── GIVEN DATA ──

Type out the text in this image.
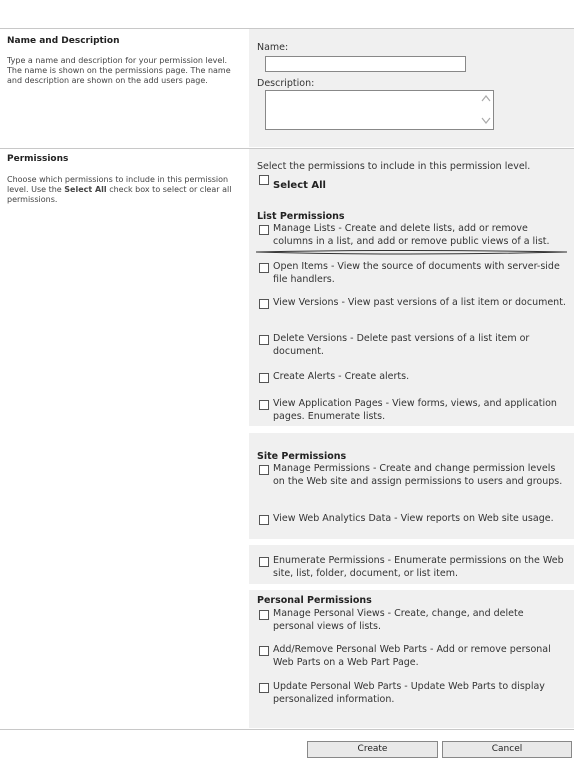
Name and Description
Type a name and description for your permission level. The name is shown on the permissions page. The name and description are shown on the add users page.
Name:
Description:
Permissions
Choose which permissions to include in this permission level. Use the Select All check box to select or clear all permissions.
Select the permissions to include in this permission level.
Select All
List Permissions
Manage Lists - Create and delete lists, add or remove columns in a list, and add or remove public views of a list.
Open Items - View the source of documents with server-side file handlers.
View Versions - View past versions of a list item or document.
Delete Versions - Delete past versions of a list item or document.
Create Alerts - Create alerts.
View Application Pages - View forms, views, and application pages. Enumerate lists.
Site Permissions
Manage Permissions - Create and change permission levels on the Web site and assign permissions to users and groups.
View Web Analytics Data - View reports on Web site usage.
Enumerate Permissions - Enumerate permissions on the Web site, list, folder, document, or list item.
Personal Permissions
Manage Personal Views - Create, change, and delete personal views of lists.
Add/Remove Personal Web Parts - Add or remove personal Web Parts on a Web Part Page.
Update Personal Web Parts - Update Web Parts to display personalized information.
Create	Cancel
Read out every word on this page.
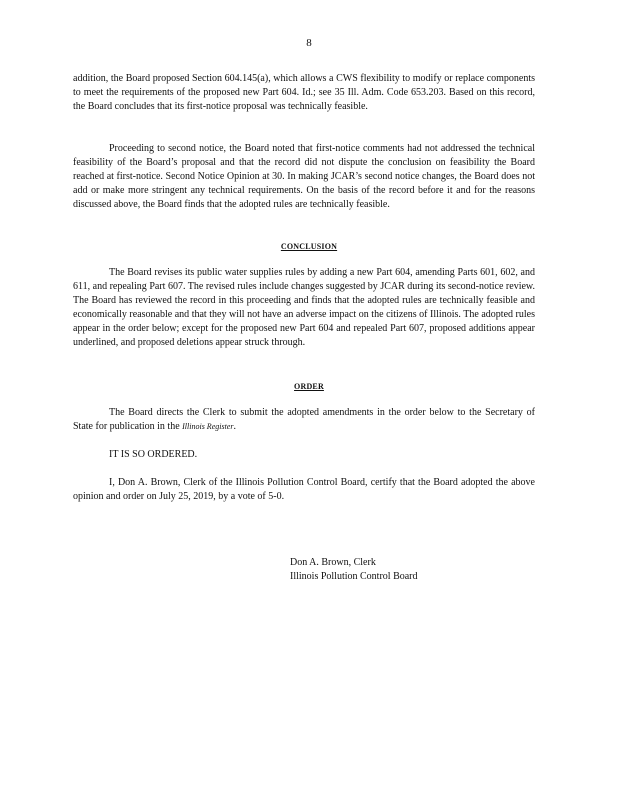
8

addition, the Board proposed Section 604.145(a), which allows a CWS flexibility to modify or replace components to meet the requirements of the proposed new Part 604. Id.; see 35 Ill. Adm. Code 653.203. Based on this record, the Board concludes that its first-notice proposal was technically feasible.

Proceeding to second notice, the Board noted that first-notice comments had not addressed the technical feasibility of the Board’s proposal and that the record did not dispute the conclusion on feasibility the Board reached at first-notice. Second Notice Opinion at 30. In making JCAR’s second notice changes, the Board does not add or make more stringent any technical requirements. On the basis of the record before it and for the reasons discussed above, the Board finds that the adopted rules are technically feasible.

CONCLUSION

The Board revises its public water supplies rules by adding a new Part 604, amending Parts 601, 602, and 611, and repealing Part 607. The revised rules include changes suggested by JCAR during its second-notice review. The Board has reviewed the record in this proceeding and finds that the adopted rules are technically feasible and economically reasonable and that they will not have an adverse impact on the citizens of Illinois. The adopted rules appear in the order below; except for the proposed new Part 604 and repealed Part 607, proposed additions appear underlined, and proposed deletions appear struck through.

ORDER

The Board directs the Clerk to submit the adopted amendments in the order below to the Secretary of State for publication in the Illinois Register.

IT IS SO ORDERED.

I, Don A. Brown, Clerk of the Illinois Pollution Control Board, certify that the Board adopted the above opinion and order on July 25, 2019, by a vote of 5-0.

Don A. Brown, Clerk
Illinois Pollution Control Board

───

Quote all the lines above exactly as given. Do not include the pictures.

### [ANSWER TO THIS TASK]
Type out the text in this image.
Name and Description
Type a name and description for your permission level. The name is shown on the permissions page. The name and description are shown on the add users page.
Name:
Description:
Permissions
Choose which permissions to include in this permission level. Use the Select All check box to select or clear all permissions.
Select the permissions to include in this permission level.
Select All
List Permissions
Manage Lists - Create and delete lists, add or remove columns in a list, and add or remove public views of a list.
Open Items - View the source of documents with server-side file handlers.
View Versions - View past versions of a list item or document.
Delete Versions - Delete past versions of a list item or document.
Create Alerts - Create alerts.
View Application Pages - View forms, views, and application pages. Enumerate lists.
Site Permissions
Manage Permissions - Create and change permission levels on the Web site and assign permissions to users and groups.
View Web Analytics Data - View reports on Web site usage.
Enumerate Permissions - Enumerate permissions on the Web site, list, folder, document, or list item.
Personal Permissions
Manage Personal Views - Create, change, and delete personal views of lists.
Add/Remove Personal Web Parts - Add or remove personal Web Parts on a Web Part Page.
Update Personal Web Parts - Update Web Parts to display personalized information.
Create	Cancel
Read out every word on this page.
8

addition, the Board proposed Section 604.145(a), which allows a CWS flexibility to modify or replace components to meet the requirements of the proposed new Part 604. Id.; see 35 Ill. Adm. Code 653.203. Based on this record, the Board concludes that its first-notice proposal was technically feasible.

Proceeding to second notice, the Board noted that first-notice comments had not addressed the technical feasibility of the Board’s proposal and that the record did not dispute the conclusion on feasibility the Board reached at first-notice. Second Notice Opinion at 30. In making JCAR’s second notice changes, the Board does not add or make more stringent any technical requirements. On the basis of the record before it and for the reasons discussed above, the Board finds that the adopted rules are technically feasible.

CONCLUSION

The Board revises its public water supplies rules by adding a new Part 604, amending Parts 601, 602, and 611, and repealing Part 607. The revised rules include changes suggested by JCAR during its second-notice review. The Board has reviewed the record in this proceeding and finds that the adopted rules are technically feasible and economically reasonable and that they will not have an adverse impact on the citizens of Illinois. The adopted rules appear in the order below; except for the proposed new Part 604 and repealed Part 607, proposed additions appear underlined, and proposed deletions appear struck through.

ORDER

The Board directs the Clerk to submit the adopted amendments in the order below to the Secretary of State for publication in the Illinois Register.

IT IS SO ORDERED.

I, Don A. Brown, Clerk of the Illinois Pollution Control Board, certify that the Board adopted the above opinion and order on July 25, 2019, by a vote of 5-0.

Don A. Brown, Clerk
Illinois Pollution Control Board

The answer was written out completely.